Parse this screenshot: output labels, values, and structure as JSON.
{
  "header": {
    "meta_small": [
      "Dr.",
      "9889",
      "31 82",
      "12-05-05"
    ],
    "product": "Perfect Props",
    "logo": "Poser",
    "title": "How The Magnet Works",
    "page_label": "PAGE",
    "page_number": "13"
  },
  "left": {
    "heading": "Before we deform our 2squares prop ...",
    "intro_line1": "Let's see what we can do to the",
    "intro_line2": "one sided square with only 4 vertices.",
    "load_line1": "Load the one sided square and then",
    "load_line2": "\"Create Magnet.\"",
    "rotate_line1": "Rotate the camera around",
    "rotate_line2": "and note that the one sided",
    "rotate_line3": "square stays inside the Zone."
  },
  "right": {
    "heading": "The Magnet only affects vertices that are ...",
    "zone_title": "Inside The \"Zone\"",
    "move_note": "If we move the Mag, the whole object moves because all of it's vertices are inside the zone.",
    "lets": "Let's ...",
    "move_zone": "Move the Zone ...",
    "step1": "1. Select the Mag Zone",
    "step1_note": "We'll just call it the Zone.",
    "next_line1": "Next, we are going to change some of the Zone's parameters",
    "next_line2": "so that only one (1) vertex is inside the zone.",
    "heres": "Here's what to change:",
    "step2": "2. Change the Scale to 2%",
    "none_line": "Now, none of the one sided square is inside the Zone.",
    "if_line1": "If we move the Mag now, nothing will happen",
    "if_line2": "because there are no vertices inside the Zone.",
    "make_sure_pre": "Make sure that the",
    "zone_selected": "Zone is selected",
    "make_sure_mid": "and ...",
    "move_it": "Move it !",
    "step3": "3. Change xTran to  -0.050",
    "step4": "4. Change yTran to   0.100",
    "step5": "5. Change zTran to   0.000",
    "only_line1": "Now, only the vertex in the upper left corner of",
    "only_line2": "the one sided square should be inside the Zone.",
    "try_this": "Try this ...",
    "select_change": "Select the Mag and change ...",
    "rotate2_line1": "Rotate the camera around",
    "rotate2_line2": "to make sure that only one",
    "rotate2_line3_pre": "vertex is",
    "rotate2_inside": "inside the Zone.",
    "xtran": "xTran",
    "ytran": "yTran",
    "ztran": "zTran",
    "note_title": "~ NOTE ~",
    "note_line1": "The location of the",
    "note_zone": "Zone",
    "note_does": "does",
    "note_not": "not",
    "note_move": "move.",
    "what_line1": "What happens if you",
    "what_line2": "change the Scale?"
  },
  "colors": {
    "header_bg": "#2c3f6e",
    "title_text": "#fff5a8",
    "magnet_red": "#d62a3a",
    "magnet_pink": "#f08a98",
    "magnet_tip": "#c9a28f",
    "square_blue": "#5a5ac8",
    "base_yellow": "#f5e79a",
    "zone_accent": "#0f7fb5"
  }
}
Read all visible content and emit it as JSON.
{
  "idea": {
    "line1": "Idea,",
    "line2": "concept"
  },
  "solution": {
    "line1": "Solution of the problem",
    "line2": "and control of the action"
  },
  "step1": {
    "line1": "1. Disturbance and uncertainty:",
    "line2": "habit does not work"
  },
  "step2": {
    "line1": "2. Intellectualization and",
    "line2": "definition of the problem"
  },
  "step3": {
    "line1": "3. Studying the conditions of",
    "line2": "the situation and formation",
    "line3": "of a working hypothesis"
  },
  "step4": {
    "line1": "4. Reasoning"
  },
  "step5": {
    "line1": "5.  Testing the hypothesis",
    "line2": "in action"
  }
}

> _What the exercise asks_
Across the entries, how many lines contain "JSON"? Reply with the number only.

> _Task result_
2